» Goal:
Set out each line from the following listing that includes the word "xlabel".
↓↓↓
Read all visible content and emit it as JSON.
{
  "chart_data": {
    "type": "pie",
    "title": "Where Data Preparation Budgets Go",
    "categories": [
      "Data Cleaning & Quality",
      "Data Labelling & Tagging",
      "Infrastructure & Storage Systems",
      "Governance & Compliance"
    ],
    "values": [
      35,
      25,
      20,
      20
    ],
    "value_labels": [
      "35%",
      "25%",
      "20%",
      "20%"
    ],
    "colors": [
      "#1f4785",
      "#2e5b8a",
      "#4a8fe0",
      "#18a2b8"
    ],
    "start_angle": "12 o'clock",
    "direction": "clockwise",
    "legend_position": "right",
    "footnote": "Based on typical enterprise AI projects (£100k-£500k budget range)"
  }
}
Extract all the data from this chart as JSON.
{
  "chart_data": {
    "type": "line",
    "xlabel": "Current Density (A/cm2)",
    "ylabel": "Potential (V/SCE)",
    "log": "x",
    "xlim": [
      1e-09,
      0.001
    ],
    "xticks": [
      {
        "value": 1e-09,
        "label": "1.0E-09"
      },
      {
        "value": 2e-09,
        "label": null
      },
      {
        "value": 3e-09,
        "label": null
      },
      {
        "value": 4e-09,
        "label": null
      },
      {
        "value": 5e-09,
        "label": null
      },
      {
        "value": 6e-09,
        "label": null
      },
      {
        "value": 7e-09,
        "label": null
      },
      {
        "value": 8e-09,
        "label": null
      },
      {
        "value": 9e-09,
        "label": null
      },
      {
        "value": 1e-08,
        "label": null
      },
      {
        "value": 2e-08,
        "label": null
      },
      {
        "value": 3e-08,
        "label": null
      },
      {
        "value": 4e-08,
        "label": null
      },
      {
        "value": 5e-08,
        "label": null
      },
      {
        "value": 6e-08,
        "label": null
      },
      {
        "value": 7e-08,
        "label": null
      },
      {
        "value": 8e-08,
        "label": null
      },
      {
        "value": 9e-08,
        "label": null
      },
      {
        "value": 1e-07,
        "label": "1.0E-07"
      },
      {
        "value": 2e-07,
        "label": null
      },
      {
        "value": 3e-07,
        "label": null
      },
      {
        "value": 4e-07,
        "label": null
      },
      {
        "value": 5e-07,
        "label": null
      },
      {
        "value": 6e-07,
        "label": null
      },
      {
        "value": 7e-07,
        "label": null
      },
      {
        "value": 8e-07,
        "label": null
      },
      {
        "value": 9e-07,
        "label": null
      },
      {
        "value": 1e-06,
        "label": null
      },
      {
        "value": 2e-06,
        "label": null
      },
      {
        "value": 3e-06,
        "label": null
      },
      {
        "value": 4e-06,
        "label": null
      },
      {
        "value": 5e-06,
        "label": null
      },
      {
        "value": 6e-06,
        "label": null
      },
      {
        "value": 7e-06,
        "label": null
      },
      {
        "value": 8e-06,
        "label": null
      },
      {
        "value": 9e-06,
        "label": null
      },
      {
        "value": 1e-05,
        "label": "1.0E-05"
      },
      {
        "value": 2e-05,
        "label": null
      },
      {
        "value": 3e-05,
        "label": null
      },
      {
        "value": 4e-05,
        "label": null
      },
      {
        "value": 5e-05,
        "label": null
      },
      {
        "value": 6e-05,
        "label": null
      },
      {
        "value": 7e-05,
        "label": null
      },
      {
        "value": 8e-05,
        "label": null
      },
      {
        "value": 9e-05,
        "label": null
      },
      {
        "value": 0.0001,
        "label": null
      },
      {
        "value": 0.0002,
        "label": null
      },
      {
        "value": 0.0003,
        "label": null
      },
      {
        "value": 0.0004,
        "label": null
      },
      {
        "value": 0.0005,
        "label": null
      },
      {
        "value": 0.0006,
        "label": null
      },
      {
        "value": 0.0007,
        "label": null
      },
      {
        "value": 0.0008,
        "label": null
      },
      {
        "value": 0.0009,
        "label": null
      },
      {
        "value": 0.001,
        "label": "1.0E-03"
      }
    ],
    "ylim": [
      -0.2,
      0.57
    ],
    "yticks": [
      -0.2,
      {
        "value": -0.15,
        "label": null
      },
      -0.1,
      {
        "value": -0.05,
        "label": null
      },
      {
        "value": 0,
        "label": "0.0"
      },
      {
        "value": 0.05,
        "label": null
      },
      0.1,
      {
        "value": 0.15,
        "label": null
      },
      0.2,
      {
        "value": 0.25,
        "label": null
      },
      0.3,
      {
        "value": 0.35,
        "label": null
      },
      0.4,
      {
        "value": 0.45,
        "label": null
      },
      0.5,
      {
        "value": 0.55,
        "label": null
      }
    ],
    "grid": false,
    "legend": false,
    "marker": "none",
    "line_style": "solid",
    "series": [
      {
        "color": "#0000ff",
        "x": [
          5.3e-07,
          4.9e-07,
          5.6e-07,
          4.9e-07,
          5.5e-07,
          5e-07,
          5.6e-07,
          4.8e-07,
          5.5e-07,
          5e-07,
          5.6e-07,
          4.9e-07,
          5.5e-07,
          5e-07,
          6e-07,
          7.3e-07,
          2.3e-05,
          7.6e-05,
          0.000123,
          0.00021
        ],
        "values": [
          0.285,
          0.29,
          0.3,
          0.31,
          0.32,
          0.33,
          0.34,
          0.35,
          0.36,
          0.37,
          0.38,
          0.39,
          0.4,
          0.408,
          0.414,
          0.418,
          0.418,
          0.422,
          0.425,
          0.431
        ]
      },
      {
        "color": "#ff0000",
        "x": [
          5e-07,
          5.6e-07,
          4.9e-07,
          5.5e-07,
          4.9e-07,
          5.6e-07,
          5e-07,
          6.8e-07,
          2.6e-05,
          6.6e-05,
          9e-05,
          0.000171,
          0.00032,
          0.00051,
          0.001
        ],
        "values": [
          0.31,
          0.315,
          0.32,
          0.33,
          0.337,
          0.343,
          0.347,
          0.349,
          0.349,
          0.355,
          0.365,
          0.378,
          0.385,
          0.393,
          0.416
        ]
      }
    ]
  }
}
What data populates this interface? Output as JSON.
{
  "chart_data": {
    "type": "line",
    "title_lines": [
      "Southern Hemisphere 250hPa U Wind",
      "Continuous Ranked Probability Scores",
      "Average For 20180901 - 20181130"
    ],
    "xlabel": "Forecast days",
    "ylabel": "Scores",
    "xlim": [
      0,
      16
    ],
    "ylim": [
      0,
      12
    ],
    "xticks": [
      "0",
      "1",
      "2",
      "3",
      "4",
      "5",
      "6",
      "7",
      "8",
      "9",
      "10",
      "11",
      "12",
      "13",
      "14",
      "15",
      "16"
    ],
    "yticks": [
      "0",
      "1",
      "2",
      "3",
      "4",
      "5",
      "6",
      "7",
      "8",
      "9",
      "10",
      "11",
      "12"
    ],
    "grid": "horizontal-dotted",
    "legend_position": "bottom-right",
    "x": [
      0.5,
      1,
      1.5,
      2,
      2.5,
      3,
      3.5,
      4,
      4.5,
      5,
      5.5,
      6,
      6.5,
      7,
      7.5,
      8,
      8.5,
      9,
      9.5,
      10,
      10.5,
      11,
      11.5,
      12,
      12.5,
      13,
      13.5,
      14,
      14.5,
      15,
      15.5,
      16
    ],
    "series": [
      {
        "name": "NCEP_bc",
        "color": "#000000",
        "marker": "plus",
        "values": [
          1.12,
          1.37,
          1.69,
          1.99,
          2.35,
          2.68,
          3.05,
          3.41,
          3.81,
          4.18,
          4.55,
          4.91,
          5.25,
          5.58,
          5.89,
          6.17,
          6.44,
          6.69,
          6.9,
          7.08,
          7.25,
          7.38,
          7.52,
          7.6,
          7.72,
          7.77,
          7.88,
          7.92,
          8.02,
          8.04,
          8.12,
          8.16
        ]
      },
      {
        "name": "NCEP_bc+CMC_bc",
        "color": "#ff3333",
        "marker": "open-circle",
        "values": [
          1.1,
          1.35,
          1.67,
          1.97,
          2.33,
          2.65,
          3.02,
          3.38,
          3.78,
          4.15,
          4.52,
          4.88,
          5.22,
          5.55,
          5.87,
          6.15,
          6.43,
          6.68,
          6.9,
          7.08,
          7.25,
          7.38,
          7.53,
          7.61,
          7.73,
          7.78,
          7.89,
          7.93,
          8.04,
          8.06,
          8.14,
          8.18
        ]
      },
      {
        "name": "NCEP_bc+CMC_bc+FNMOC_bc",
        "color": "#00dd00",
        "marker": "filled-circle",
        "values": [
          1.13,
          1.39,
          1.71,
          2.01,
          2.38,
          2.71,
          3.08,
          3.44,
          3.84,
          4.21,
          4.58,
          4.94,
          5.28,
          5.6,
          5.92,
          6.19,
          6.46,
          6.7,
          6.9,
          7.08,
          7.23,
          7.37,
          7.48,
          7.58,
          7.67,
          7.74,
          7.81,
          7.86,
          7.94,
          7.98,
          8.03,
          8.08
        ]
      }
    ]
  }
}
↑↑↑
» The output:
    "xlabel": "Current Density (A/cm2)",
    "xlabel": "Forecast days",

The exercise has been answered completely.